§ Instructions for the task:
Print every line of the listing exactly, please.
═══
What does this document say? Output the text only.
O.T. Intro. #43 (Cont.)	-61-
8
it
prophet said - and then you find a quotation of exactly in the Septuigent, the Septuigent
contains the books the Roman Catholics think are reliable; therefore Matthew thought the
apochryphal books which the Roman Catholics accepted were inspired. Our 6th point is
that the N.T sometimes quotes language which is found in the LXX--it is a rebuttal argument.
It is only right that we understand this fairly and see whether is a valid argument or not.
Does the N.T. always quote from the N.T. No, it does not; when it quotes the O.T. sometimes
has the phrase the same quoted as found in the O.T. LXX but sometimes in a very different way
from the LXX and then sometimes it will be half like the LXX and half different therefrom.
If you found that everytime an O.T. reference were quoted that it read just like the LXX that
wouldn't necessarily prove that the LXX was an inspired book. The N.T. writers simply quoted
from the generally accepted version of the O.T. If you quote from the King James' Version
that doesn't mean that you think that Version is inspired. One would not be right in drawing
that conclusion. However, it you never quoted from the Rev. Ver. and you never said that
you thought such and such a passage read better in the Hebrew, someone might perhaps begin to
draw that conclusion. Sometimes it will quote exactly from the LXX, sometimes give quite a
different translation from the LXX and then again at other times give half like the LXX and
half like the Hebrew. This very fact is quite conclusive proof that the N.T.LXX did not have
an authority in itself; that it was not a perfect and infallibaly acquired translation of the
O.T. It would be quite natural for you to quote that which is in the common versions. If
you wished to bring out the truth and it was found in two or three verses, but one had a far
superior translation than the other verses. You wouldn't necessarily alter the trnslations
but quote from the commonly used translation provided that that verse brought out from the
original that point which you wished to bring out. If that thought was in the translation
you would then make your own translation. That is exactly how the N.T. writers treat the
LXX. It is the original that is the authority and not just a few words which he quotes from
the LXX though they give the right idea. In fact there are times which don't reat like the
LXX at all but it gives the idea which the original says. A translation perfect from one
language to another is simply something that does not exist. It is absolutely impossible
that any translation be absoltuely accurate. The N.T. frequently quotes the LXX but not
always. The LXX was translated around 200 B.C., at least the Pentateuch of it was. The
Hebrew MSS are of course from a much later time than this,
═══
§ Response to this task:
What does this document say? Output the text only.
O.T. Intro. #43 (Cont.)	-61-
8
it
prophet said - and then you find a quotation of exactly in the Septuigent, the Septuigent
contains the books the Roman Catholics think are reliable; therefore Matthew thought the
apochryphal books which the Roman Catholics accepted were inspired. Our 6th point is
that the N.T sometimes quotes language which is found in the LXX--it is a rebuttal argument.
It is only right that we understand this fairly and see whether is a valid argument or not.
Does the N.T. always quote from the N.T. No, it does not; when it quotes the O.T. sometimes
has the phrase the same quoted as found in the O.T. LXX but sometimes in a very different way
from the LXX and then sometimes it will be half like the LXX and half different therefrom.
If you found that everytime an O.T. reference were quoted that it read just like the LXX that
wouldn't necessarily prove that the LXX was an inspired book. The N.T. writers simply quoted
from the generally accepted version of the O.T. If you quote from the King James' Version
that doesn't mean that you think that Version is inspired. One would not be right in drawing
that conclusion. However, it you never quoted from the Rev. Ver. and you never said that
you thought such and such a passage read better in the Hebrew, someone might perhaps begin to
draw that conclusion. Sometimes it will quote exactly from the LXX, sometimes give quite a
different translation from the LXX and then again at other times give half like the LXX and
half like the Hebrew. This very fact is quite conclusive proof that the N.T.LXX did not have
an authority in itself; that it was not a perfect and infallibaly acquired translation of the
O.T. It would be quite natural for you to quote that which is in the common versions. If
you wished to bring out the truth and it was found in two or three verses, but one had a far
superior translation than the other verses. You wouldn't necessarily alter the trnslations
but quote from the commonly used translation provided that that verse brought out from the
original that point which you wished to bring out. If that thought was in the translation
you would then make your own translation. That is exactly how the N.T. writers treat the
LXX. It is the original that is the authority and not just a few words which he quotes from
the LXX though they give the right idea. In fact there are times which don't reat like the
LXX at all but it gives the idea which the original says. A translation perfect from one
language to another is simply something that does not exist. It is absolutely impossible
that any translation be absoltuely accurate. The N.T. frequently quotes the LXX but not
always. The LXX was translated around 200 B.C., at least the Pentateuch of it was. The
Hebrew MSS are of course from a much later time than this,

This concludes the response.